Problem to solve: Only lines with the string "What" matter here; gather them from the material below.

Materials provided:
┌────────
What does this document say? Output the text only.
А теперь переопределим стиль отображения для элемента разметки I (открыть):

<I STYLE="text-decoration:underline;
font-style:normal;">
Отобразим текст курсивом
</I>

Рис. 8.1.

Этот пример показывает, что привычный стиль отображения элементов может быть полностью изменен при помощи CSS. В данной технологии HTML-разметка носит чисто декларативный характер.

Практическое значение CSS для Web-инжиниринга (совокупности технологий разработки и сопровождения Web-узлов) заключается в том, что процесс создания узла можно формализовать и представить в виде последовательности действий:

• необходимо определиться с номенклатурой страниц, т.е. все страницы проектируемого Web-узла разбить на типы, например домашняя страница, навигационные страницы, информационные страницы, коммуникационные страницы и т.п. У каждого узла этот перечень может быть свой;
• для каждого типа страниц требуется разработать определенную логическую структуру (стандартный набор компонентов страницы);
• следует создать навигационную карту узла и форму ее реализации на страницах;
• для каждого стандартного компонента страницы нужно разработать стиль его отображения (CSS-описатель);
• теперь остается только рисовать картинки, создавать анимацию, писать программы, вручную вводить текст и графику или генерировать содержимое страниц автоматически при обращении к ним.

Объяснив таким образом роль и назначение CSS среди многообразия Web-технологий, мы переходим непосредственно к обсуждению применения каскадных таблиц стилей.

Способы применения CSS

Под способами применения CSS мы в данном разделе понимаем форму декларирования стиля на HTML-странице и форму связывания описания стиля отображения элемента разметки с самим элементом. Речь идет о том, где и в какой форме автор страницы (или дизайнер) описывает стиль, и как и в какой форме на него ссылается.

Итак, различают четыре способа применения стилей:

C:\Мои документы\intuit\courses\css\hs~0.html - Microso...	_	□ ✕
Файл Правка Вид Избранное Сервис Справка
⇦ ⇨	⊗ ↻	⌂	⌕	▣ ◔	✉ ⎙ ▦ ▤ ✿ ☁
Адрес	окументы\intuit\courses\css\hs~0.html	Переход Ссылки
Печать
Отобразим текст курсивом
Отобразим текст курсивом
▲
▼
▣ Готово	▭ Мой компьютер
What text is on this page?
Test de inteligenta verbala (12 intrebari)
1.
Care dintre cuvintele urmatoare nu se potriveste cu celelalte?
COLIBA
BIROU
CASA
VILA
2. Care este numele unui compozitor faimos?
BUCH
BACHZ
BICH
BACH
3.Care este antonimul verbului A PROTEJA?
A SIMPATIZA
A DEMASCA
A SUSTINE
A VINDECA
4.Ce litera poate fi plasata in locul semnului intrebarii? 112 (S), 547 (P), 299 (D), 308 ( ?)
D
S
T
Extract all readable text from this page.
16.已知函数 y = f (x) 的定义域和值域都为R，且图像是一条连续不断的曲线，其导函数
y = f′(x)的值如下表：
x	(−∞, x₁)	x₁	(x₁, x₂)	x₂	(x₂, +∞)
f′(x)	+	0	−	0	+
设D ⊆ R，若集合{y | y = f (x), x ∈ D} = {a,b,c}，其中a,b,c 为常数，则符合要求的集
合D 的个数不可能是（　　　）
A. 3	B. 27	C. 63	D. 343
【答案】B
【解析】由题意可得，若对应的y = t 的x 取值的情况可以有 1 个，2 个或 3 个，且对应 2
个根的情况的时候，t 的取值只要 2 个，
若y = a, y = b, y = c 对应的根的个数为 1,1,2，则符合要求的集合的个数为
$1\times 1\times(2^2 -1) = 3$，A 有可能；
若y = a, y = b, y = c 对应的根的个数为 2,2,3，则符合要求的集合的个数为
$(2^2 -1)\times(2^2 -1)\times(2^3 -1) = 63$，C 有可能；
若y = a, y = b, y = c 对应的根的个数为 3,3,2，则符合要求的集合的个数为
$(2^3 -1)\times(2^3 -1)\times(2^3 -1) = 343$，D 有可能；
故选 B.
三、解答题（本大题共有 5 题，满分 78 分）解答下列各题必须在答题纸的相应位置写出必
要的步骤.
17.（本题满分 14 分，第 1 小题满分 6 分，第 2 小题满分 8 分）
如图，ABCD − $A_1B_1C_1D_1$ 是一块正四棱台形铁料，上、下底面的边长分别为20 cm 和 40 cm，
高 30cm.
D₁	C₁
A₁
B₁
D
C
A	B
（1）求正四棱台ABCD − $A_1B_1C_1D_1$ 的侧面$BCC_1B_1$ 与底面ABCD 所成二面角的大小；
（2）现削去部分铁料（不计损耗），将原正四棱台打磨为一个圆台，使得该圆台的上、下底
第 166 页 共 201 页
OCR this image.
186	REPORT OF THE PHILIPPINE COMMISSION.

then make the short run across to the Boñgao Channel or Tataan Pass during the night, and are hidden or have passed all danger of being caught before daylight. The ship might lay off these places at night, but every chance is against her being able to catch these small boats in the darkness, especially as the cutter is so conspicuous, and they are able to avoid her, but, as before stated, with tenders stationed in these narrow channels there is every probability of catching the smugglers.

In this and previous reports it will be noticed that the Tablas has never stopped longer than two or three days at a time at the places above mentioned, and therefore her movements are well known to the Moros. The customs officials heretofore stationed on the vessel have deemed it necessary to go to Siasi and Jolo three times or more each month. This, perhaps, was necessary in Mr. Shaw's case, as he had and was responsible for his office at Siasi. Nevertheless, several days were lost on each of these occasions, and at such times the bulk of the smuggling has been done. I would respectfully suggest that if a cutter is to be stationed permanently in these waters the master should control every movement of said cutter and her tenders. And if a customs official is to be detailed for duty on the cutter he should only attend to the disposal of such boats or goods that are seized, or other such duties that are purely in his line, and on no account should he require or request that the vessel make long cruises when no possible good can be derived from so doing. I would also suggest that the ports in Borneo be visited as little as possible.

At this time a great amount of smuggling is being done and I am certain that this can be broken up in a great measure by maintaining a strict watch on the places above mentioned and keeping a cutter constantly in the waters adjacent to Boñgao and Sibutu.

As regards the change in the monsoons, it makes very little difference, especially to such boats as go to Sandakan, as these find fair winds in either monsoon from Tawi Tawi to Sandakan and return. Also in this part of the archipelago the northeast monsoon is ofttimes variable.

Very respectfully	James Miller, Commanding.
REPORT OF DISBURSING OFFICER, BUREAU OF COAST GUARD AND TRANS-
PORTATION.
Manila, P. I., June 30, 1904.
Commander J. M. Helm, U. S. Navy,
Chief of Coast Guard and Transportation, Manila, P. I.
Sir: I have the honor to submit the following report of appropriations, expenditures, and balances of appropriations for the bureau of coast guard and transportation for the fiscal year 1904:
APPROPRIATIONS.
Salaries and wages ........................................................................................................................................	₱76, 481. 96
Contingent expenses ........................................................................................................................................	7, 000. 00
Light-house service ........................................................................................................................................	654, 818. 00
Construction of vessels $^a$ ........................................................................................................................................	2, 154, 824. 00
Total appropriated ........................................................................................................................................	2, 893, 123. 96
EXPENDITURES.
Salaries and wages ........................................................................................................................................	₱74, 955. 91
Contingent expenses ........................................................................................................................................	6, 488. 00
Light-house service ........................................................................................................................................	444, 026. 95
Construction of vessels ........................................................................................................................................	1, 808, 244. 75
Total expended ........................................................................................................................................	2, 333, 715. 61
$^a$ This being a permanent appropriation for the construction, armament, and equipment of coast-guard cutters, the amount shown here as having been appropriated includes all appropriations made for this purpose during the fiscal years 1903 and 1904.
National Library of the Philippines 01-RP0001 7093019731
└────────
Task answer:
What does this document say? Output the text only.
What text is on this page?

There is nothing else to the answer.